How about right-associative operators? Let's implement exponentiation (using the caret sign ^). To make the operation right-associative, we want the parser to treat subsequent exponentiation operators as sub-expressions of the first one. We can do that by calling expression in the handler of exponentiation with a rbp lower than the lbp of exponentiation:
class operator_pow_token(object):
lbp = 30
def led(self, left):
return left ** expression(30 - 1)
When expression gets to the next ^ in its loop, it will find that still rbp < token.lbp and won't return the result right away, but will collect the value of the sub-expression first.
And how about grouping with parentheses? Since each token can execute actions in TDOP, this can be easily handled by adding actions to the ( token.
class operator_lparen_token(object):
lbp = 0
def nud(self):
expr = expression()
match(operator_rparen_token)
return expr
class operator_rparen_token(object):
lbp = 0
Where match is the usual RD primitive:
def match(tok=None):
global token
if tok and tok != type(token):
raise SyntaxError('Expected %s' % tok)
token = next()
Note that ( has lbp=0, meaning that it doesn't bind to any token on its left. It is treated as a prefix, and its nud collects an expression after the (, right until ) is encountered (which stops the expression parser since it also has lbp=0). Then it consumes the ) itself and returns the result of the expression [5].
Here's the code for the complete parser, handling addition, subtraction, multiplication, division, exponentiation and grouping by parentheses:
import re
token_pat = re.compile("\s*(?:(\d+)|(.))")

———

→ **REQUIREMENT A**:
From the TDOP parsing excerpt, extract the passage starting at "And how about" and ending at "SyntaxError('Expected %s' % tok)".
→ **REQUIREMENT B**:
List every operation that the TDOP parsing excerpt says its complete parser handles.
→ **REQUIREMENT C**:
Recast the paragraph of the TDOP parsing excerpt that begins "Note that ( has lbp=0" as a concise bulleted list that keeps its main facts.

———

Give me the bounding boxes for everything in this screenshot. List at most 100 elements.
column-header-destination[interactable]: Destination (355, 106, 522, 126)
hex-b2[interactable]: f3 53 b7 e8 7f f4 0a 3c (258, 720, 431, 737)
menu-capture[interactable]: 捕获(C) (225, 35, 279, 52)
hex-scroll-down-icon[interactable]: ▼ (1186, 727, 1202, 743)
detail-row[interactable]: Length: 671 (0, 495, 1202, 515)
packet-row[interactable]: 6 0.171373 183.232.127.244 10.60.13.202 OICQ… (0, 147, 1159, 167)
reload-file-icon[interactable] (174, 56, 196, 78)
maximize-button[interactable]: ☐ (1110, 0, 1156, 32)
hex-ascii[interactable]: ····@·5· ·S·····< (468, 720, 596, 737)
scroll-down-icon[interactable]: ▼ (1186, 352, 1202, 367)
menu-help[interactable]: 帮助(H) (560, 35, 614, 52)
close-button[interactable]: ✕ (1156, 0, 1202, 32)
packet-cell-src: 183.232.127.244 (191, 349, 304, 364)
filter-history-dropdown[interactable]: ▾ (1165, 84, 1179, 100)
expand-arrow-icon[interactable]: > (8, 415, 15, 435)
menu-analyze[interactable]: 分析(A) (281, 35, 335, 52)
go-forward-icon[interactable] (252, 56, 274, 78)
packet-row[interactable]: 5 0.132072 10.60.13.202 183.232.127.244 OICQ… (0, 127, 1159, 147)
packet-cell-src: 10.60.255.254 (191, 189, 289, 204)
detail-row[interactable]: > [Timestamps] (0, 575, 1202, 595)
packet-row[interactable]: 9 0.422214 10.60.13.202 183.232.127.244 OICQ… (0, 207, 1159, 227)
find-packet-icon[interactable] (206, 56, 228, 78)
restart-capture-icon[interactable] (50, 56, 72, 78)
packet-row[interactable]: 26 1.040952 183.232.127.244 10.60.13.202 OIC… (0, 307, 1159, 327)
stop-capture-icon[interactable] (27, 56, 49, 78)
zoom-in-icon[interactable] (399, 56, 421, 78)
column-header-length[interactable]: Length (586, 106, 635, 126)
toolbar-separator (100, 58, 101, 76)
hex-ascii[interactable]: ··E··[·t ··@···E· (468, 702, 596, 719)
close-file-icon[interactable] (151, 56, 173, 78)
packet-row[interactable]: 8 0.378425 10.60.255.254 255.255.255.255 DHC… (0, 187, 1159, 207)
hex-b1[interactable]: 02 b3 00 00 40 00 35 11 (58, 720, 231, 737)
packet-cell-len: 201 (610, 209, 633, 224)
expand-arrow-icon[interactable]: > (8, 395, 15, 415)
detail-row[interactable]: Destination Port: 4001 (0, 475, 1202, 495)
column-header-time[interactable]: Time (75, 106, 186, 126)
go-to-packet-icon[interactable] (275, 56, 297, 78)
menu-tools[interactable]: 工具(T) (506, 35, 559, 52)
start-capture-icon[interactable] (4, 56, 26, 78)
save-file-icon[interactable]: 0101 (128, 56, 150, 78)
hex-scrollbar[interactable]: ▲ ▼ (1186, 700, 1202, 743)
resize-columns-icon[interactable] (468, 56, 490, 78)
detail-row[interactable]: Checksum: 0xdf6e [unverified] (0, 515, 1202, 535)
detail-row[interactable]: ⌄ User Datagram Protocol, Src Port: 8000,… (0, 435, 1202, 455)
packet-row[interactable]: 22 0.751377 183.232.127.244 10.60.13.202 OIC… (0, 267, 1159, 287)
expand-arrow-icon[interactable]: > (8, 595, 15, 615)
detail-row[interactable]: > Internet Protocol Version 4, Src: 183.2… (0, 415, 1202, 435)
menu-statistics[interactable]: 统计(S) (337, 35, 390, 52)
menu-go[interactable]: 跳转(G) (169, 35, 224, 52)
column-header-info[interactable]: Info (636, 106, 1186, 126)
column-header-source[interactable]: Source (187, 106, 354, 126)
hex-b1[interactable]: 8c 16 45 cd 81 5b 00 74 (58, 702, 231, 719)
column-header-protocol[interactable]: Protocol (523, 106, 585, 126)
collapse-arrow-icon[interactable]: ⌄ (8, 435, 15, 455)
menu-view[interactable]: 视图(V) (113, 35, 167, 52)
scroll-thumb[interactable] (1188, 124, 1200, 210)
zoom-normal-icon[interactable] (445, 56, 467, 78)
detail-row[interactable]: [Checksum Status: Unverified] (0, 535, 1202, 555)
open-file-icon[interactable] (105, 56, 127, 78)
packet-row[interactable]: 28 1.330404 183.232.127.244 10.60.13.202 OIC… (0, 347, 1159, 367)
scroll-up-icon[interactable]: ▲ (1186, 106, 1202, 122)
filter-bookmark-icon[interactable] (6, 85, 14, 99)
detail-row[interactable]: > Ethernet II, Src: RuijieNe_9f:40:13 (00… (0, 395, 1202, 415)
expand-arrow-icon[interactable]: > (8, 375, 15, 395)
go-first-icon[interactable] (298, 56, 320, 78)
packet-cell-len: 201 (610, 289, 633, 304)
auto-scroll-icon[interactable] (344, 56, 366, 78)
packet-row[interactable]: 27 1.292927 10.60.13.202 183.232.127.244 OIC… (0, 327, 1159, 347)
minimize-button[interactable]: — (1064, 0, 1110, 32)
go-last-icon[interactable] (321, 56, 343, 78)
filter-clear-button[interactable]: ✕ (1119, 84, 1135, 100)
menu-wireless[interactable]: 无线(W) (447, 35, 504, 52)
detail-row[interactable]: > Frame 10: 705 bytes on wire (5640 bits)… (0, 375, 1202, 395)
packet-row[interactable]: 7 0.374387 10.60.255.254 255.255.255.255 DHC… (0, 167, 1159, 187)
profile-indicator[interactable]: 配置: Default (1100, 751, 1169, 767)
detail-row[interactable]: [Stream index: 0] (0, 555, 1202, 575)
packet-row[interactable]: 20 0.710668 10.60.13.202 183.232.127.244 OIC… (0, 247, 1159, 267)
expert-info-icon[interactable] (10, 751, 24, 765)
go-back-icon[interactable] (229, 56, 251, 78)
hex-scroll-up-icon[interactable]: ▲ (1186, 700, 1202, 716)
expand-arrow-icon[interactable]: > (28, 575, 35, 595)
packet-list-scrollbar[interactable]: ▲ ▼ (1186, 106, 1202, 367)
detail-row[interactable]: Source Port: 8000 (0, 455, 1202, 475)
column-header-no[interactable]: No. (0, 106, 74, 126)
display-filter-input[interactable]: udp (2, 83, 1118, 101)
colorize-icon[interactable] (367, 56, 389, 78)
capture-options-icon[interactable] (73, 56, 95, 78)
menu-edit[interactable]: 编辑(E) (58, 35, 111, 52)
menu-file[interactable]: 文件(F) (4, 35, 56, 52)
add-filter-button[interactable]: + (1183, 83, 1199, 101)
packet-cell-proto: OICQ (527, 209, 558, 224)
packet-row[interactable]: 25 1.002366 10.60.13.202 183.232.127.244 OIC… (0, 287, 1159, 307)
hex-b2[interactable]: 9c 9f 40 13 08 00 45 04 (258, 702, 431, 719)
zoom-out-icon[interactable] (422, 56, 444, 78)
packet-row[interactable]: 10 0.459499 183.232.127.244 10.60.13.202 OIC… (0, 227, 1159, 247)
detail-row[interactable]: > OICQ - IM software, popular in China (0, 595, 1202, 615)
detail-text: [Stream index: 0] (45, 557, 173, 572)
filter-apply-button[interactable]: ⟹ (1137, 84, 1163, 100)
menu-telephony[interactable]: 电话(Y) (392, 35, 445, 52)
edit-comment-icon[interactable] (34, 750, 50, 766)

———

→ **WORKED ANSWER A**:
And how about grouping with parentheses? Since each token can execute actions in TDOP, this can be easily handled by adding actions to the ( token.
class operator_lparen_token(object):
lbp = 0
def nud(self):
expr = expression()
match(operator_rparen_token)
return expr
class operator_rparen_token(object):
lbp = 0
Where match is the usual RD primitive:
def match(tok=None):
global token
if tok and tok != type(token):
raise SyntaxError('Expected %s' % tok)

→ **WORKED ANSWER B**:
- Addition
- Subtraction
- Multiplication
- Division
- Exponentiation
- Grouping by parentheses

→ **WORKED ANSWER C**:
- The ( token has lbp=0, so it does not bind to any token on its left.
- It is treated as a prefix.
- Its nud collects the expression after the ( until ) is encountered.
- The ) token also has lbp=0, which stops the expression parser.
- The nud then consumes the ) and returns the result of the expression.